-------- Listed entries --------

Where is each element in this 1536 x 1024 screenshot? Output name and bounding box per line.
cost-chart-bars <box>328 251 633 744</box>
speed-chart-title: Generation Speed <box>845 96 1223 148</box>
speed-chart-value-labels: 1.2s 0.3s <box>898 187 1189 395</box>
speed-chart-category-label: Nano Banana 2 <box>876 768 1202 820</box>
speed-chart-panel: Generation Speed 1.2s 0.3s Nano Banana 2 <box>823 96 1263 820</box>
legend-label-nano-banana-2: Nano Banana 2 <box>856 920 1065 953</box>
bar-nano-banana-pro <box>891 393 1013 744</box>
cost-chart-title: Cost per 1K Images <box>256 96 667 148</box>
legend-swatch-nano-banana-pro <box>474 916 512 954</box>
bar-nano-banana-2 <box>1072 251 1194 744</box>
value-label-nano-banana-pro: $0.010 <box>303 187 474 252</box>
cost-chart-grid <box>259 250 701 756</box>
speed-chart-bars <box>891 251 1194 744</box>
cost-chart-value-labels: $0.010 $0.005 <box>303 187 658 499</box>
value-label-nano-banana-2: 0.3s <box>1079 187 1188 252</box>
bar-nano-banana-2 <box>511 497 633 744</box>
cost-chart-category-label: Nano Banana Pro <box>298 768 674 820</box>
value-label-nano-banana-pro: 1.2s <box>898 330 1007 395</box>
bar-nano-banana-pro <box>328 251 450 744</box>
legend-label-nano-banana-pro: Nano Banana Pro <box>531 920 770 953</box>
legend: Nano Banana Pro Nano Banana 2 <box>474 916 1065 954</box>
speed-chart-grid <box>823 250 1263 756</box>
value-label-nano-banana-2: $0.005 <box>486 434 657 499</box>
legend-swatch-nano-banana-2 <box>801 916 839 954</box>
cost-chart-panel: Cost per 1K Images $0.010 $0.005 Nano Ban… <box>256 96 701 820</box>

--------
-------- Listed entries --------

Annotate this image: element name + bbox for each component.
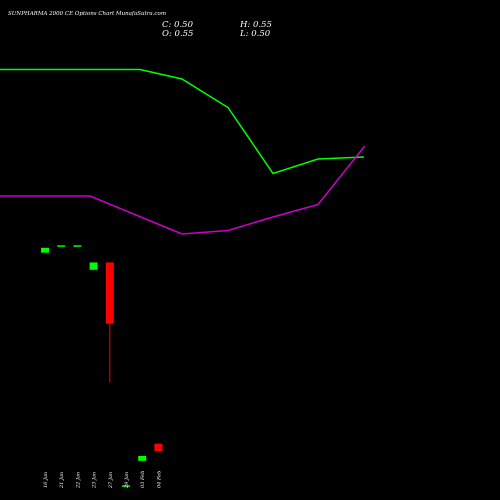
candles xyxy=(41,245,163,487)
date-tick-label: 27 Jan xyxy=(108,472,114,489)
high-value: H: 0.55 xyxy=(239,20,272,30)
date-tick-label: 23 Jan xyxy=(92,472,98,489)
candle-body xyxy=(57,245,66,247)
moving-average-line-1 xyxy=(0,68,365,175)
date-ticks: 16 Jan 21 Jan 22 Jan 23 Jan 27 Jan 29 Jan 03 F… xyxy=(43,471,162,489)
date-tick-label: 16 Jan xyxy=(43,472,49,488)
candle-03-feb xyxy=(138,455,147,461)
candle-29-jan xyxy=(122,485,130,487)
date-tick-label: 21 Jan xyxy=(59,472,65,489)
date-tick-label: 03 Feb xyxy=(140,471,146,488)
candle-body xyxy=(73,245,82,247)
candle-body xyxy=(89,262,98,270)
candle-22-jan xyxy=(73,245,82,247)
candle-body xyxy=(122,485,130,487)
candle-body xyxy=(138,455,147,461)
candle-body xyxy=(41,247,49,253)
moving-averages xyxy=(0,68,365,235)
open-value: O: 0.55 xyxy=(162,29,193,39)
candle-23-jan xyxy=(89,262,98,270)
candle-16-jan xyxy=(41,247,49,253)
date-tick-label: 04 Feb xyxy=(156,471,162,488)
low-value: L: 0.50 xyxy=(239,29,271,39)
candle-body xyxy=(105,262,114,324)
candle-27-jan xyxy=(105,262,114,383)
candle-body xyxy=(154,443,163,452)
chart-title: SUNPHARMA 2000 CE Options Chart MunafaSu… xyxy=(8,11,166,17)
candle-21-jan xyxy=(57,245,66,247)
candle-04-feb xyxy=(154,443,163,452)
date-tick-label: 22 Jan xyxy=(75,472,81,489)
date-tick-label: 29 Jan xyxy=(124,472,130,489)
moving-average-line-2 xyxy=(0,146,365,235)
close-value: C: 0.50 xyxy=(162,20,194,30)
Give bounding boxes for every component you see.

--------
-------- Listed entries --------

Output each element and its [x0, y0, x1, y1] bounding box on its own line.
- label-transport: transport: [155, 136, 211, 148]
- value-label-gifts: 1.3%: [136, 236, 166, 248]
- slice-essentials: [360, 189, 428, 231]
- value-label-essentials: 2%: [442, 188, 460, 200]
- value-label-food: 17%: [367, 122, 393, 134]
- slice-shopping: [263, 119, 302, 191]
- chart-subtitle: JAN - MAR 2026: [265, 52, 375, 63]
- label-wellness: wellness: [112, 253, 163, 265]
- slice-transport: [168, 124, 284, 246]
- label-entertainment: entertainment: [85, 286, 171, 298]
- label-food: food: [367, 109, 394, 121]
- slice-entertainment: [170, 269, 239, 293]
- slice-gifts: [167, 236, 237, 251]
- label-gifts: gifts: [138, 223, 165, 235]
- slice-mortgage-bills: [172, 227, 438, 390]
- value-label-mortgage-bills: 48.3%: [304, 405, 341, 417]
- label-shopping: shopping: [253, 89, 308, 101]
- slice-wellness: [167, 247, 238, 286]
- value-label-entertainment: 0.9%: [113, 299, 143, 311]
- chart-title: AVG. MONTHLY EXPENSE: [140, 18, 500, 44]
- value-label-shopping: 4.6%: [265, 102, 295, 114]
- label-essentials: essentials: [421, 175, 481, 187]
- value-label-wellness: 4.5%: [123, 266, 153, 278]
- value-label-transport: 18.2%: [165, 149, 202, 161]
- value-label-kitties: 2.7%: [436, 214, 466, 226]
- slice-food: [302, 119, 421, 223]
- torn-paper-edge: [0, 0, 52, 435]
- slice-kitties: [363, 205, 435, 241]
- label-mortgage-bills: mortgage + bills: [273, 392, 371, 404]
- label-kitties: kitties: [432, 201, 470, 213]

--------

Please copy the stretch from the line containing "Annotate this image: element" through the line containing "Give bounding boxes", both included, word for word, leaving out any pictures.

• Output for this task:
Annotate this image: element name + bbox for each component.
candles xyxy=(41,245,163,487)
date-tick-label: 27 Jan xyxy=(108,472,114,489)
high-value: H: 0.55 xyxy=(239,20,272,30)
date-tick-label: 23 Jan xyxy=(92,472,98,489)
candle-body xyxy=(57,245,66,247)
moving-average-line-1 xyxy=(0,68,365,175)
date-ticks: 16 Jan 21 Jan 22 Jan 23 Jan 27 Jan 29 Jan 03 F… xyxy=(43,471,162,489)
date-tick-label: 16 Jan xyxy=(43,472,49,488)
candle-03-feb xyxy=(138,455,147,461)
candle-29-jan xyxy=(122,485,130,487)
date-tick-label: 21 Jan xyxy=(59,472,65,489)
date-tick-label: 03 Feb xyxy=(140,471,146,488)
candle-body xyxy=(73,245,82,247)
candle-body xyxy=(89,262,98,270)
candle-22-jan xyxy=(73,245,82,247)
candle-body xyxy=(122,485,130,487)
candle-body xyxy=(138,455,147,461)
candle-body xyxy=(41,247,49,253)
moving-averages xyxy=(0,68,365,235)
open-value: O: 0.55 xyxy=(162,29,193,39)
candle-23-jan xyxy=(89,262,98,270)
candle-16-jan xyxy=(41,247,49,253)
date-tick-label: 04 Feb xyxy=(156,471,162,488)
low-value: L: 0.50 xyxy=(239,29,271,39)
candle-body xyxy=(105,262,114,324)
candle-27-jan xyxy=(105,262,114,383)
candle-body xyxy=(154,443,163,452)
chart-title: SUNPHARMA 2000 CE Options Chart MunafaSu… xyxy=(8,11,166,17)
candle-21-jan xyxy=(57,245,66,247)
candle-04-feb xyxy=(154,443,163,452)
date-tick-label: 22 Jan xyxy=(75,472,81,489)
date-tick-label: 29 Jan xyxy=(124,472,130,489)
moving-average-line-2 xyxy=(0,146,365,235)
close-value: C: 0.50 xyxy=(162,20,194,30)
Give bounding boxes for every component you see.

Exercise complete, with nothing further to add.